To do:
Repeat the whole listing below, word for word.

Exercise inputs:
━━━━

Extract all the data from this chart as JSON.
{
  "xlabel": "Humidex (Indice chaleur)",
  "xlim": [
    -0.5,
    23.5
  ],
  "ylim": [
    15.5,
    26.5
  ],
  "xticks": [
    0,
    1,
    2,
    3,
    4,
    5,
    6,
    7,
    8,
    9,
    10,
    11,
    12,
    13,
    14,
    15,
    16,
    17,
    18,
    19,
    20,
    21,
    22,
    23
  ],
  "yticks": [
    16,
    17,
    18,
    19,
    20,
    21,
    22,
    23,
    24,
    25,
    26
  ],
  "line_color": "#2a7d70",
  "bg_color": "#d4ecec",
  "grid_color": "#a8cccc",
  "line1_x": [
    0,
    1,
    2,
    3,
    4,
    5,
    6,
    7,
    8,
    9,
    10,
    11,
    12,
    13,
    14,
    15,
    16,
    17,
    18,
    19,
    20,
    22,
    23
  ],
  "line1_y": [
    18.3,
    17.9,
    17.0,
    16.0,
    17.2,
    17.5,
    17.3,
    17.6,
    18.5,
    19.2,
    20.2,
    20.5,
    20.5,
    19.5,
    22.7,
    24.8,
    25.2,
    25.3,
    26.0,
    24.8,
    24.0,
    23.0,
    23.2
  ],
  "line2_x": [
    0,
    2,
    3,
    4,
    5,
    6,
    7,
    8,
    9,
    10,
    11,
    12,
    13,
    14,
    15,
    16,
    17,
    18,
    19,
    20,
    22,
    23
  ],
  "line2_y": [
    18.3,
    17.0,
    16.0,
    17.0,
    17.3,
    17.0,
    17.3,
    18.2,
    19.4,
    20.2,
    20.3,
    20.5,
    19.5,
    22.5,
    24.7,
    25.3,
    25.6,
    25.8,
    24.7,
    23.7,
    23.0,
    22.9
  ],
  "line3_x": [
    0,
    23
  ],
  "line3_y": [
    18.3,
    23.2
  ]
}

━━━━

Result for this exercise:
Extract all the data from this chart as JSON.
{
  "xlabel": "Humidex (Indice chaleur)",
  "xlim": [
    -0.5,
    23.5
  ],
  "ylim": [
    15.5,
    26.5
  ],
  "xticks": [
    0,
    1,
    2,
    3,
    4,
    5,
    6,
    7,
    8,
    9,
    10,
    11,
    12,
    13,
    14,
    15,
    16,
    17,
    18,
    19,
    20,
    21,
    22,
    23
  ],
  "yticks": [
    16,
    17,
    18,
    19,
    20,
    21,
    22,
    23,
    24,
    25,
    26
  ],
  "line_color": "#2a7d70",
  "bg_color": "#d4ecec",
  "grid_color": "#a8cccc",
  "line1_x": [
    0,
    1,
    2,
    3,
    4,
    5,
    6,
    7,
    8,
    9,
    10,
    11,
    12,
    13,
    14,
    15,
    16,
    17,
    18,
    19,
    20,
    22,
    23
  ],
  "line1_y": [
    18.3,
    17.9,
    17.0,
    16.0,
    17.2,
    17.5,
    17.3,
    17.6,
    18.5,
    19.2,
    20.2,
    20.5,
    20.5,
    19.5,
    22.7,
    24.8,
    25.2,
    25.3,
    26.0,
    24.8,
    24.0,
    23.0,
    23.2
  ],
  "line2_x": [
    0,
    2,
    3,
    4,
    5,
    6,
    7,
    8,
    9,
    10,
    11,
    12,
    13,
    14,
    15,
    16,
    17,
    18,
    19,
    20,
    22,
    23
  ],
  "line2_y": [
    18.3,
    17.0,
    16.0,
    17.0,
    17.3,
    17.0,
    17.3,
    18.2,
    19.4,
    20.2,
    20.3,
    20.5,
    19.5,
    22.5,
    24.7,
    25.3,
    25.6,
    25.8,
    24.7,
    23.7,
    23.0,
    22.9
  ],
  "line3_x": [
    0,
    23
  ],
  "line3_y": [
    18.3,
    23.2
  ]
}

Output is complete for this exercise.